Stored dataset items

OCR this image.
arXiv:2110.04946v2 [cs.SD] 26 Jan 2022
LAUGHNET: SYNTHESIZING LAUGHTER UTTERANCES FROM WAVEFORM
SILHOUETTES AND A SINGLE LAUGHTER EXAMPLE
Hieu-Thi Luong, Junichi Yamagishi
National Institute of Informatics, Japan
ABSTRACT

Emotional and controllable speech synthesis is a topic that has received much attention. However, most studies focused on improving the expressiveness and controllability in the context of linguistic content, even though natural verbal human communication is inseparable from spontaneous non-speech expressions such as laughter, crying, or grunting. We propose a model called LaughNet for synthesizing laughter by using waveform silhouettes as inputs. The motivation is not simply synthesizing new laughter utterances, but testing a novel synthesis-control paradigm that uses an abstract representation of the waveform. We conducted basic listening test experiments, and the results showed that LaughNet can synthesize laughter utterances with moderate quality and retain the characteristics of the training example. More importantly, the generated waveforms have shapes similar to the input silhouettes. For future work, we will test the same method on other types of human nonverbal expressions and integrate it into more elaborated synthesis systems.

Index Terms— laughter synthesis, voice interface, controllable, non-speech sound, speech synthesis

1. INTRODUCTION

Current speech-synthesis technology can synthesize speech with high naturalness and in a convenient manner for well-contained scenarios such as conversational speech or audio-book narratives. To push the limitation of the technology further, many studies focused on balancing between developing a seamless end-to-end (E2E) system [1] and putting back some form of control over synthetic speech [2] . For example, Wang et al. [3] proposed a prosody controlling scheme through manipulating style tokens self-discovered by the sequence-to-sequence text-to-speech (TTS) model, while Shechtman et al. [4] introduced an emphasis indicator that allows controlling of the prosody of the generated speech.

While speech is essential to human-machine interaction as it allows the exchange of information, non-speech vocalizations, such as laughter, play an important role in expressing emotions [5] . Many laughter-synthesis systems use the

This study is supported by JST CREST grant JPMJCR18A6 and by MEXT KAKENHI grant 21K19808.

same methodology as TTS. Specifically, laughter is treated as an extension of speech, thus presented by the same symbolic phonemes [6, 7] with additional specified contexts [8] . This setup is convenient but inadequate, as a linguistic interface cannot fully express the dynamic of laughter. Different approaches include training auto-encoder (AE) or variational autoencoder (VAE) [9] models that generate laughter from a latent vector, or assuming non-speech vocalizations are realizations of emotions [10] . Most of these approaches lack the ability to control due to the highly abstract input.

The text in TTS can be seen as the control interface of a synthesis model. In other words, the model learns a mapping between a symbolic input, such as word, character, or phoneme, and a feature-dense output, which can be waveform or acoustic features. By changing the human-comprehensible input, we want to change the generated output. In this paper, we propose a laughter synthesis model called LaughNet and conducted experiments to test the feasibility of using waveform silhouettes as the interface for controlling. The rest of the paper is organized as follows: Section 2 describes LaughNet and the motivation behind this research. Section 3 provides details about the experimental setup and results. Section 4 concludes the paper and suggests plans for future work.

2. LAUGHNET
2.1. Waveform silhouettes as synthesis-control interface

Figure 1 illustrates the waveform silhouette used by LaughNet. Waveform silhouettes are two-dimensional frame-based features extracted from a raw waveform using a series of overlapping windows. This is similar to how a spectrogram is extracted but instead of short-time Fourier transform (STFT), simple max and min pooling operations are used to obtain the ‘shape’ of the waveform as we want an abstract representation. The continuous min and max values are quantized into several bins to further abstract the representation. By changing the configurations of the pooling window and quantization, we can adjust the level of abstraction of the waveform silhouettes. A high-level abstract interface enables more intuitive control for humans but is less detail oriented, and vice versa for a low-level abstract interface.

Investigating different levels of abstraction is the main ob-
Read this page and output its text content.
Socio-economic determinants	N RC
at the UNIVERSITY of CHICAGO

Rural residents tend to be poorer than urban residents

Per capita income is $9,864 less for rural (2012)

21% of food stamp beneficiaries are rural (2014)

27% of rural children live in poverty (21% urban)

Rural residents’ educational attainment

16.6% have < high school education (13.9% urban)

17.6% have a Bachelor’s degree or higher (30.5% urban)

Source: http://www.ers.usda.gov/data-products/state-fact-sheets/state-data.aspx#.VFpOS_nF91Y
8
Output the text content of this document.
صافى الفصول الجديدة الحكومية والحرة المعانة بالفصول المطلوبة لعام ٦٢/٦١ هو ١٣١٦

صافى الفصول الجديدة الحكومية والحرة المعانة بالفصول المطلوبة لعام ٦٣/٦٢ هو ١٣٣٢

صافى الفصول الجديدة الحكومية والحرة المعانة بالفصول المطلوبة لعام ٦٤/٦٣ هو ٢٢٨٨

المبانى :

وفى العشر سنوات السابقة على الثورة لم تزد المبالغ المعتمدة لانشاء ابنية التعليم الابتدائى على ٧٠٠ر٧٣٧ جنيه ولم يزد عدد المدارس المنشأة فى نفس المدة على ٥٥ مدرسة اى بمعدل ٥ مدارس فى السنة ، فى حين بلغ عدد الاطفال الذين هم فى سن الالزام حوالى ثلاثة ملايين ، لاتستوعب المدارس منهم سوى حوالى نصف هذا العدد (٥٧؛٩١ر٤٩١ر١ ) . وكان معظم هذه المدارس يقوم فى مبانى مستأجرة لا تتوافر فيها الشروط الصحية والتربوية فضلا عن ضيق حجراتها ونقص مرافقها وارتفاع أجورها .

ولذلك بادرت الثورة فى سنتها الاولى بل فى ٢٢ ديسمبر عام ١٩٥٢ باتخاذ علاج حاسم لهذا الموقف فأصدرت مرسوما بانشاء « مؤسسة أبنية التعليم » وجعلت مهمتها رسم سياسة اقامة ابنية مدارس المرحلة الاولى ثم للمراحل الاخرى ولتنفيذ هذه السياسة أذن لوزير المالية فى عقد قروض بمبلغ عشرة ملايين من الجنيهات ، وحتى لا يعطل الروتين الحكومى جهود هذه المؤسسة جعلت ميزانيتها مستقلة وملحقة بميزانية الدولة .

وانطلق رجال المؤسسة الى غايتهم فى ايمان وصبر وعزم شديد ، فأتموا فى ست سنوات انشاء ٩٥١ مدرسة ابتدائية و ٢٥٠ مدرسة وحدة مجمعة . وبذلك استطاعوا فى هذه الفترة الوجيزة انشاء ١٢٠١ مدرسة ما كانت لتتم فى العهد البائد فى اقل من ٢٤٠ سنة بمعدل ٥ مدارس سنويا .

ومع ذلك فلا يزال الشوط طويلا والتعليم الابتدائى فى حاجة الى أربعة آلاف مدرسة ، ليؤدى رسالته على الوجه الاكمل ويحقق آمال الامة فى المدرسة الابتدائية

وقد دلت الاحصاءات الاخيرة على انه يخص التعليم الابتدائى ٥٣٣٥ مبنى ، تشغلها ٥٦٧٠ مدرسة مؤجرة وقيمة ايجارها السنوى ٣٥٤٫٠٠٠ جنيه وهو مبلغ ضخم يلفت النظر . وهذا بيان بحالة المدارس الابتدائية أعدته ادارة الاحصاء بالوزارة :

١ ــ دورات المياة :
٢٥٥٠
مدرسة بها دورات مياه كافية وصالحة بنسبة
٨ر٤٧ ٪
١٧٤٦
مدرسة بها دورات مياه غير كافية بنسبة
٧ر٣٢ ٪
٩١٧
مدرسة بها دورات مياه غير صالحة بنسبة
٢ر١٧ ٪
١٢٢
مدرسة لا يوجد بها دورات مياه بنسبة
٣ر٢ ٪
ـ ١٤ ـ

YOUR INSTRUCTIONS — Going through the lines above one by one, tally those with the word "المطلوبة" and give only the total.

WRITTEN SOLUTION — 3